■ TASK DESCRIPTION
Rewrite the listing from its opening line through the line that has "span-element-4: 这是第4个span元素 <box>175", substituting "wrapper-box" for "container-box" and changing nothing else.

--*--

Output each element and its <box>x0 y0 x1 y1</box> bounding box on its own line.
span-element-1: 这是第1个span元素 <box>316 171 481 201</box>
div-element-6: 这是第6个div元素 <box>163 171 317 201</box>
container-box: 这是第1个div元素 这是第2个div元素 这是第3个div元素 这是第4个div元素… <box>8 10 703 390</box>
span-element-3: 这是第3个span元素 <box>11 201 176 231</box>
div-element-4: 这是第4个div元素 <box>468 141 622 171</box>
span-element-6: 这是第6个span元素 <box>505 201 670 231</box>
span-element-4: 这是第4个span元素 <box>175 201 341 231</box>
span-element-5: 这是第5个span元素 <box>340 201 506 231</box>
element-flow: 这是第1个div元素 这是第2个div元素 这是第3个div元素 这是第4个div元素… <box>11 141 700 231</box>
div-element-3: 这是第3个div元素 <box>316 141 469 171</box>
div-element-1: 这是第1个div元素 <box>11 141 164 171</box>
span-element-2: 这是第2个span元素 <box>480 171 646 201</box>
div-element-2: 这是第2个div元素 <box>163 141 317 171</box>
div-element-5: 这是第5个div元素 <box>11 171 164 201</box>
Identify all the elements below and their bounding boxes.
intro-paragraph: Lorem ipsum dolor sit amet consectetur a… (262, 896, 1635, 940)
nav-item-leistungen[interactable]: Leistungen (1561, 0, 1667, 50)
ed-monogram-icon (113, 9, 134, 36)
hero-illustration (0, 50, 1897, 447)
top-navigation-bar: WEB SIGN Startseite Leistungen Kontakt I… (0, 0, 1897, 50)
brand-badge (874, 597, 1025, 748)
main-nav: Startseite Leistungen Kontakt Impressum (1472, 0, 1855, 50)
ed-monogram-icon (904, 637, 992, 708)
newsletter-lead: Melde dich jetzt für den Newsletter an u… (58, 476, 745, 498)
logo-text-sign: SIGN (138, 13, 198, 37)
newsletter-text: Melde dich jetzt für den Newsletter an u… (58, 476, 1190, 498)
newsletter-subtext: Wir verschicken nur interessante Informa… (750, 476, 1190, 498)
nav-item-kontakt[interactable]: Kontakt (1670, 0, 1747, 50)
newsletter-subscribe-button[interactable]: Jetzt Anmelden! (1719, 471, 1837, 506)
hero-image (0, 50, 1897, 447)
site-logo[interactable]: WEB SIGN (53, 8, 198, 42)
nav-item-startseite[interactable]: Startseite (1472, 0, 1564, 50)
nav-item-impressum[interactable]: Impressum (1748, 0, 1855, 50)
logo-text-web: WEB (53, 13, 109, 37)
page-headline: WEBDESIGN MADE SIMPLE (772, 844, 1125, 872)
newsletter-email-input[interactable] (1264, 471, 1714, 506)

--*--

■ FINISHED TASK
Output each element and its <box>x0 y0 x1 y1</box> bounding box on its own line.
span-element-1: 这是第1个span元素 <box>316 171 481 201</box>
div-element-6: 这是第6个div元素 <box>163 171 317 201</box>
wrapper-box: 这是第1个div元素 这是第2个div元素 这是第3个div元素 这是第4个div元素… <box>8 10 703 390</box>
span-element-3: 这是第3个span元素 <box>11 201 176 231</box>
div-element-4: 这是第4个div元素 <box>468 141 622 171</box>
span-element-6: 这是第6个span元素 <box>505 201 670 231</box>
span-element-4: 这是第4个span元素 <box>175 201 341 231</box>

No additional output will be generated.